--- START OF ENTRIES SUPPLIED ---
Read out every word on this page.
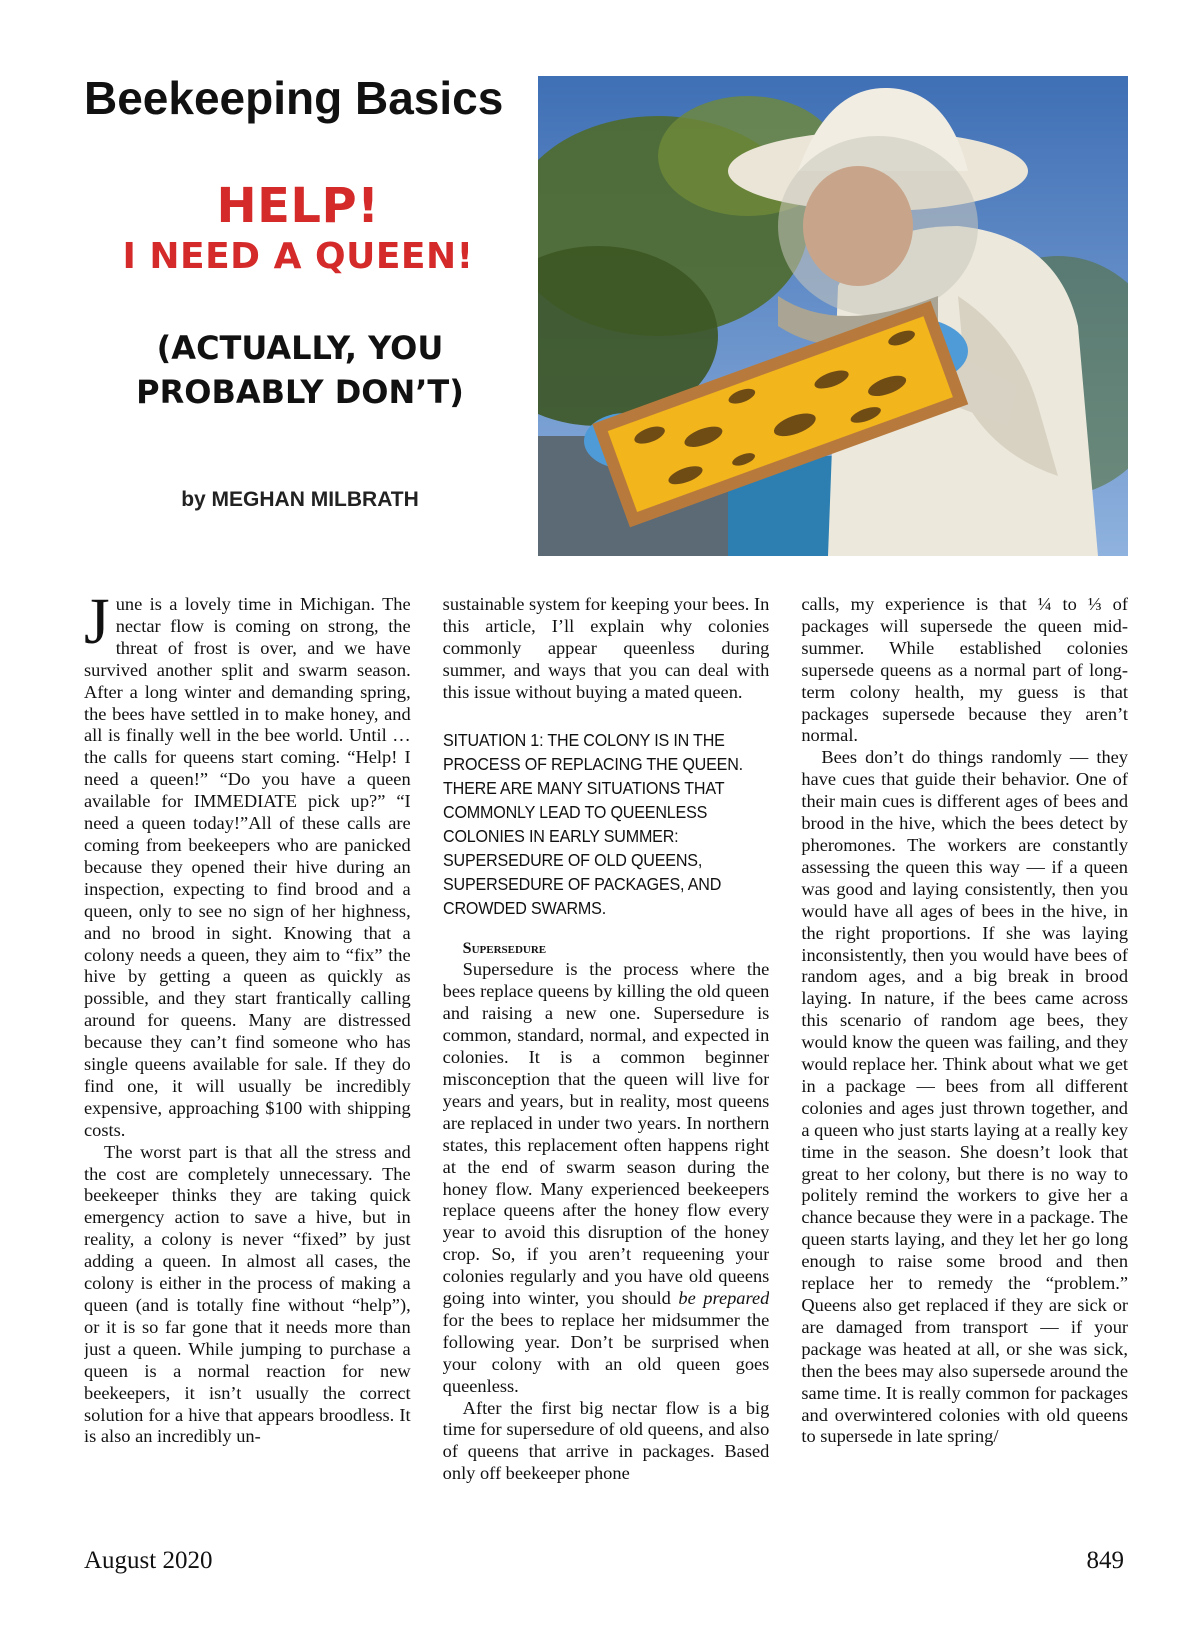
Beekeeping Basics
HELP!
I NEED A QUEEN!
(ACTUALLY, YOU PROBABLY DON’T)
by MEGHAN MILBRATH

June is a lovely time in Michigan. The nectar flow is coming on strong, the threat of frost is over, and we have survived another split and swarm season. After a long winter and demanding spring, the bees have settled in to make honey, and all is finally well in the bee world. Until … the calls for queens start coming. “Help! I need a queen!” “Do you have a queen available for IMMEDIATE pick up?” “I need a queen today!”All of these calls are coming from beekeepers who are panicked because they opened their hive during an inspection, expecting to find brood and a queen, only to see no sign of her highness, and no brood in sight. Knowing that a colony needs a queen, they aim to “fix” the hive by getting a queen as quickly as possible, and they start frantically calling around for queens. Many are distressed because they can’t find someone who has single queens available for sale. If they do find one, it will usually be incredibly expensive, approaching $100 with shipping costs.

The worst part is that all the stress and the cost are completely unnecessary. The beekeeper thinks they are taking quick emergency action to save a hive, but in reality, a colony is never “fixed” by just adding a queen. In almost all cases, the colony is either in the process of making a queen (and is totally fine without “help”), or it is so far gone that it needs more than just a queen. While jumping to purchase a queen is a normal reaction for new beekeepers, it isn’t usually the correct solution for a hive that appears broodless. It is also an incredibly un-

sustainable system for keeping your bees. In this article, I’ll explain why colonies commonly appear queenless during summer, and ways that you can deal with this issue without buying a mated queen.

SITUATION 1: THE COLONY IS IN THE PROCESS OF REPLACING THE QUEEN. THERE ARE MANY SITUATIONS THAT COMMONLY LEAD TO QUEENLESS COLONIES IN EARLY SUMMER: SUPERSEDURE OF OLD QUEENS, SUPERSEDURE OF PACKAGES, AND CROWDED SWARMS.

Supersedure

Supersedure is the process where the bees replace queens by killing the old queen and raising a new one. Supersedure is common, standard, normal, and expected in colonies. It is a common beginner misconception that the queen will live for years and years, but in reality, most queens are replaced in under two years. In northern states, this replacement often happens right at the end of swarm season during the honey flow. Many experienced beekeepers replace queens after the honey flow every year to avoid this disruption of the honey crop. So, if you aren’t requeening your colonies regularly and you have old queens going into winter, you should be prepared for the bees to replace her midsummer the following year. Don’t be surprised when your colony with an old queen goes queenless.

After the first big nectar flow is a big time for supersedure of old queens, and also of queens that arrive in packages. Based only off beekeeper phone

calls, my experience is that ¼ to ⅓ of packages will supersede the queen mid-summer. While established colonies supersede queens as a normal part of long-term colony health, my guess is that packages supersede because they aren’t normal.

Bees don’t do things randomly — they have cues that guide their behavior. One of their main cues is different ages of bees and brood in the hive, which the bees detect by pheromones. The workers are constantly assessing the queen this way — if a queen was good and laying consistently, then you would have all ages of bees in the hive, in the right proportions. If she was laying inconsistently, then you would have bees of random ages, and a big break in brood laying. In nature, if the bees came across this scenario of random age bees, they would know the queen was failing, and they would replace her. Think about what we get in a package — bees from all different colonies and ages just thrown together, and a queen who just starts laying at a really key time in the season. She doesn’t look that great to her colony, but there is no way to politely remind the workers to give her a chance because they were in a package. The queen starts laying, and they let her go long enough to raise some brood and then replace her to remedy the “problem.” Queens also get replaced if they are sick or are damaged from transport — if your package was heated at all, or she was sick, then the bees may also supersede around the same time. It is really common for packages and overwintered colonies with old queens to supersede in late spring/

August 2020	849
--- END OF ENTRIES SUPPLIED ---
_WORK REQUIRED_
Wherever the string "While" appears in the entries above, list that line.

_SOLUTION FOR THIS EXERCISE_
The worst part is that all the stress and the cost are completely unnecessary. The beekeeper thinks they are taking quick emergency action to save a hive, but in reality, a colony is never “fixed” by just adding a queen. In almost all cases, the colony is either in the process of making a queen (and is totally fine without “help”), or it is so far gone that it needs more than just a queen. While jumping to purchase a queen is a normal reaction for new beekeepers, it isn’t usually the correct solution for a hive that appears broodless. It is also an incredibly un-
calls, my experience is that ¼ to ⅓ of packages will supersede the queen mid-summer. While established colonies supersede queens as a normal part of long-term colony health, my guess is that packages supersede because they aren’t normal.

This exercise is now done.